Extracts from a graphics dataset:

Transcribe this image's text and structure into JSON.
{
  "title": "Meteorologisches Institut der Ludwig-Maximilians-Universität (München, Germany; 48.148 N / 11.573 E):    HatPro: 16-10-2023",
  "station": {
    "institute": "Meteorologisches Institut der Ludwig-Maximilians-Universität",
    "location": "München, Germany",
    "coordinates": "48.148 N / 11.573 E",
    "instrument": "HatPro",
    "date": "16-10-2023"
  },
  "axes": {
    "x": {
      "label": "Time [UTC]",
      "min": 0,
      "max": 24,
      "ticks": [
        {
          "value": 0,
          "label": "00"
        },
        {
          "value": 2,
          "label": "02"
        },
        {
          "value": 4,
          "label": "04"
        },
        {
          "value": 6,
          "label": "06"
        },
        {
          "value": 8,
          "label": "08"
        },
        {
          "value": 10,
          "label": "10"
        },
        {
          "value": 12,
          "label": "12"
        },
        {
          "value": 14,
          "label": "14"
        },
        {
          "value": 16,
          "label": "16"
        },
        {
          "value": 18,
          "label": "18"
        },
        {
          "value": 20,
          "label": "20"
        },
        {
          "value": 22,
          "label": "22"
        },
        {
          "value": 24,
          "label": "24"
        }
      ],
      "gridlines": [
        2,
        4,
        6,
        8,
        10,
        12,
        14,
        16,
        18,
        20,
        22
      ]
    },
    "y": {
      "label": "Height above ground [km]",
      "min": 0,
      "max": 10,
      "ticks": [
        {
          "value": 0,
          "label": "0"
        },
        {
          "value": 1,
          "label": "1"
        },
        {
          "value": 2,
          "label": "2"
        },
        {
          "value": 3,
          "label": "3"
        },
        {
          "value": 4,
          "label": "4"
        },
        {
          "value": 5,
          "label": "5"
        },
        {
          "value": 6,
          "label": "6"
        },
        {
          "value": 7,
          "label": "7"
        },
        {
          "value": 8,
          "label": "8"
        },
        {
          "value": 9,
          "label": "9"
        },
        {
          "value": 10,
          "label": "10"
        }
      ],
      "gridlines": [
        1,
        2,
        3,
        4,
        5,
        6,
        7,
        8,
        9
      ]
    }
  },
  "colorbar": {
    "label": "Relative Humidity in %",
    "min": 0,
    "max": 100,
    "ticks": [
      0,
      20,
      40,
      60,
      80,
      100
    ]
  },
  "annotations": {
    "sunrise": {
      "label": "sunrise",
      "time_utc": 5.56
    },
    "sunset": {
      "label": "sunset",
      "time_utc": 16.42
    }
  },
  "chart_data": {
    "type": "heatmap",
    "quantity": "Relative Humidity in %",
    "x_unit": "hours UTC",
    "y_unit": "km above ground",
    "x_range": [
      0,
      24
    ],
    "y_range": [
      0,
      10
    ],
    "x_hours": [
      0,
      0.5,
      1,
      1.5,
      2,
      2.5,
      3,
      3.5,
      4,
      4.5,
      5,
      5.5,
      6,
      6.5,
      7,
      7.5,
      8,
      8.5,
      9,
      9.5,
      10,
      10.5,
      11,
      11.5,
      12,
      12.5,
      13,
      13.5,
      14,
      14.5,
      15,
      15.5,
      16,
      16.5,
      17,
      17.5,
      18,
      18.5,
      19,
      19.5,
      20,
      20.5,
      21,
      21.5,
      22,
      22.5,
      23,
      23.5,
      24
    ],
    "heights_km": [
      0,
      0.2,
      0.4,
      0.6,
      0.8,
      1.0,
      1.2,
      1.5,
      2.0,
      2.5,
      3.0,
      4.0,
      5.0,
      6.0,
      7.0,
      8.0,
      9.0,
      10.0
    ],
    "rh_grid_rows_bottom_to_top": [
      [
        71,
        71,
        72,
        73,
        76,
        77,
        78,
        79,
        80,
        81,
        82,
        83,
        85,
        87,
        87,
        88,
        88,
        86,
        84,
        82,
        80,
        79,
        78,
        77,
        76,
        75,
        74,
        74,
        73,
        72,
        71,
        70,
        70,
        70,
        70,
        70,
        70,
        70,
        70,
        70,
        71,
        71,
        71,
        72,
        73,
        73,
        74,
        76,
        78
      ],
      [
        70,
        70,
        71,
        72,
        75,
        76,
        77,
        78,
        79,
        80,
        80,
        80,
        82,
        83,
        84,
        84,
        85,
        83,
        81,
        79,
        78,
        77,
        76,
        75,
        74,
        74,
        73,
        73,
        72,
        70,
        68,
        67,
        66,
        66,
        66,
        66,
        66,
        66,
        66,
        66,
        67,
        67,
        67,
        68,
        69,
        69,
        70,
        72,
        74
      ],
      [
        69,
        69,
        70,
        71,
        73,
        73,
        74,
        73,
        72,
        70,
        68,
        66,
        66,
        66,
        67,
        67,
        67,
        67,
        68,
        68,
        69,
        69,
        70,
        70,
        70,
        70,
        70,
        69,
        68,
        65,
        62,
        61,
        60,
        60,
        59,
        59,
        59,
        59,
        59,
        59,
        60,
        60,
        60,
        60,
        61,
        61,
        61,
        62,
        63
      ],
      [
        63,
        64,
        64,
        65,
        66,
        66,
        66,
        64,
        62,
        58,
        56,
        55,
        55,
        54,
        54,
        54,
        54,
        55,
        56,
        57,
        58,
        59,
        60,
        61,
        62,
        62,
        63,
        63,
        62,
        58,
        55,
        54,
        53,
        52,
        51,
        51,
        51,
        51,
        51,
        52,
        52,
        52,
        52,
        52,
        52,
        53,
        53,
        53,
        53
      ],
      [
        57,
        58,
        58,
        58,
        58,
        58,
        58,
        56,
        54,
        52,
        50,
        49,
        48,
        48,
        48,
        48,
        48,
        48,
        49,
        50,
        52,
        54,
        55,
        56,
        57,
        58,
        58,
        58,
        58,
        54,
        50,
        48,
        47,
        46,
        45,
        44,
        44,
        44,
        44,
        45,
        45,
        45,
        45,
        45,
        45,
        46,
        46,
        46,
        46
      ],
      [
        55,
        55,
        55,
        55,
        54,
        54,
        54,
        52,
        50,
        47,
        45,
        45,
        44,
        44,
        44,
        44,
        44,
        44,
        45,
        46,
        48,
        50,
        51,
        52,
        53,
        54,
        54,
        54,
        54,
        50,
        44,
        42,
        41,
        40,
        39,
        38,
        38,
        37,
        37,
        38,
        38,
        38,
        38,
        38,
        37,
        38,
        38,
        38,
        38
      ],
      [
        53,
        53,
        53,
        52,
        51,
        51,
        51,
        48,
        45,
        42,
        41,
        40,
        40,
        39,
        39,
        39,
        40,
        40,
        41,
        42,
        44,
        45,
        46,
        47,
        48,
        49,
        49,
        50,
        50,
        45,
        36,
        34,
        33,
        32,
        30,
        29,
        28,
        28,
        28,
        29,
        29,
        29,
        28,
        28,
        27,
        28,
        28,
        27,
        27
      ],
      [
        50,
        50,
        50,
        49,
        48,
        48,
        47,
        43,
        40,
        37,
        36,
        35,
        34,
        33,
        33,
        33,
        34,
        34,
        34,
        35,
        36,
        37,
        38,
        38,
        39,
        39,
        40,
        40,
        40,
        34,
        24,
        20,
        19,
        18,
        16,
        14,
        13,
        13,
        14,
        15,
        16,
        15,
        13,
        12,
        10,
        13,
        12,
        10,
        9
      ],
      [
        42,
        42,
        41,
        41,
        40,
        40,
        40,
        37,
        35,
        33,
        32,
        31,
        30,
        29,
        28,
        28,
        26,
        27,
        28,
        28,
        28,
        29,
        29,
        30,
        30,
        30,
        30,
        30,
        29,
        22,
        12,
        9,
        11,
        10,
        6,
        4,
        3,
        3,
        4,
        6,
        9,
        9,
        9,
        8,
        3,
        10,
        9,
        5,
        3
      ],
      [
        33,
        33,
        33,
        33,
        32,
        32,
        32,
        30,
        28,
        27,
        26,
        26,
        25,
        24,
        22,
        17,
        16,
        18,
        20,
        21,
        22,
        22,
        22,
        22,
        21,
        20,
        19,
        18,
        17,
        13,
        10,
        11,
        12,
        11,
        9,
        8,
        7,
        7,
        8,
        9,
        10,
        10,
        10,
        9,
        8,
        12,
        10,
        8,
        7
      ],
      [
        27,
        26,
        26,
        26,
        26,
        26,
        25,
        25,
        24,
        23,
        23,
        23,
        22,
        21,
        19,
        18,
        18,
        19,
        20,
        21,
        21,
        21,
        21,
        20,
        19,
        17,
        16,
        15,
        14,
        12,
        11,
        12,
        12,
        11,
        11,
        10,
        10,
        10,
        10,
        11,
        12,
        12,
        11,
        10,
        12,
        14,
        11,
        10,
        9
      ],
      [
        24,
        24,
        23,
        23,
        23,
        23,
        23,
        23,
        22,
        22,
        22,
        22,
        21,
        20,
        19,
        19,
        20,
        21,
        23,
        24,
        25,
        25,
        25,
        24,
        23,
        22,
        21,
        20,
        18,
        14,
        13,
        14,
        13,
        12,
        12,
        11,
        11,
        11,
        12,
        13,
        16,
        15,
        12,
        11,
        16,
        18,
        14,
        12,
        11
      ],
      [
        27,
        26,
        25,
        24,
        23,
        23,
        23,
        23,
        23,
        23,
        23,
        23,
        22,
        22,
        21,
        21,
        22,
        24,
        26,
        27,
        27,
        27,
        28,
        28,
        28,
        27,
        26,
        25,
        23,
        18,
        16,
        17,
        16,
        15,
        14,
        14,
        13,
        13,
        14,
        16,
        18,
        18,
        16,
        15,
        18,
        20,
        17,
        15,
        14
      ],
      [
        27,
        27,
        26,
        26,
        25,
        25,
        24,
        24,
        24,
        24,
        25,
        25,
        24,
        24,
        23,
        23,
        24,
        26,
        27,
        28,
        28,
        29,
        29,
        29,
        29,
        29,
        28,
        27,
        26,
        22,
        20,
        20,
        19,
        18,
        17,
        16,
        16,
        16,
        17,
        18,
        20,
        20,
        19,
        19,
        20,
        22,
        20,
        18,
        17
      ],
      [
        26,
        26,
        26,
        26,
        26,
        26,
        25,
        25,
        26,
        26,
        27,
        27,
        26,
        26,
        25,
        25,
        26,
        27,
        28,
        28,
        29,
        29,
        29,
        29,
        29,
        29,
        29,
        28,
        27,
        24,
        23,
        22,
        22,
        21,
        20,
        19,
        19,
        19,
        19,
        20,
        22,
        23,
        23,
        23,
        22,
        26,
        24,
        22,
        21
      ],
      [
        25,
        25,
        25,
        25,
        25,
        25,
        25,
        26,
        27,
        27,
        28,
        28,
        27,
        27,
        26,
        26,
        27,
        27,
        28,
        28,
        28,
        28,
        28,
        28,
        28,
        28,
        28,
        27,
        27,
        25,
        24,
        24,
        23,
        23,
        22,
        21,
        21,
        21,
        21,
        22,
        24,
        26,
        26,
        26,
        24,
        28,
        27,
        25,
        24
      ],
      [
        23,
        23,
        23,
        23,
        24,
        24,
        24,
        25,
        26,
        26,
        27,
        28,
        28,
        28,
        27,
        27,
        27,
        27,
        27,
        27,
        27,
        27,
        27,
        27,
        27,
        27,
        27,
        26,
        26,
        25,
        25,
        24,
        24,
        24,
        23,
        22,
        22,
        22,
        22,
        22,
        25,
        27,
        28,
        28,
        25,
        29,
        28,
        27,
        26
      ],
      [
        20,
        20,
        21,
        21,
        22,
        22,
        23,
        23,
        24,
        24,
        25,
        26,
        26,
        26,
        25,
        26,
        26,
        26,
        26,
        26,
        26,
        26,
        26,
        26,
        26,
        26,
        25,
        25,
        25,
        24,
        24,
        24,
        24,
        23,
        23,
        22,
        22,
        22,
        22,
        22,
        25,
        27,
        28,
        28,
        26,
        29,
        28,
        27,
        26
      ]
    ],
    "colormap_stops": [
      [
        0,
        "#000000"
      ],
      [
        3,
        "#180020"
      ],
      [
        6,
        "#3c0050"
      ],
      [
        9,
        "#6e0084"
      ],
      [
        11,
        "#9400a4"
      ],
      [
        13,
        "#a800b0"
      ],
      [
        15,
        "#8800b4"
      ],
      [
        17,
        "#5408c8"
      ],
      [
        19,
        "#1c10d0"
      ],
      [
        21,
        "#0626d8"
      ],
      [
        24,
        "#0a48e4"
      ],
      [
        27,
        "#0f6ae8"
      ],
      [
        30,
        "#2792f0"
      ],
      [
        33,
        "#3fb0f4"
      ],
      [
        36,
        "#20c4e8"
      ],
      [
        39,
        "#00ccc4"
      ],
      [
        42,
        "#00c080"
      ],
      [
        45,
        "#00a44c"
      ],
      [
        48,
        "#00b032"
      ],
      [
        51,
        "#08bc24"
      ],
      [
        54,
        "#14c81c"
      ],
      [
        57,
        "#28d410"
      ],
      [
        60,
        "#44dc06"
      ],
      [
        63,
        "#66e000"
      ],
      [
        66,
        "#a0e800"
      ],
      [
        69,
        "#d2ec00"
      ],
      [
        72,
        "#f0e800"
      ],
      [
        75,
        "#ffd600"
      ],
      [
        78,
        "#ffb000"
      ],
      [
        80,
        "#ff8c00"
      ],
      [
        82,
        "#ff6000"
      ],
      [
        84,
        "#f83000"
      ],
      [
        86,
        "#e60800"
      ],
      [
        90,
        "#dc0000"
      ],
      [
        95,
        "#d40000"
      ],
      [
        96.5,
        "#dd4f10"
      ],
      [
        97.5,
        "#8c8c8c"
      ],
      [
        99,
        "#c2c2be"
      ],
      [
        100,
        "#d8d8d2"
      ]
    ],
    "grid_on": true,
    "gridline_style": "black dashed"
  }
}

● Task description
Show each line of the listing that holds the string "Universität".

● Worked solution
  "title": "Meteorologisches Institut der Ludwig-Maximilians-Universität (München, Germany; 48.148 N / 11.573 E):    HatPro: 16-10-2023",
    "institute": "Meteorologisches Institut der Ludwig-Maximilians-Universität",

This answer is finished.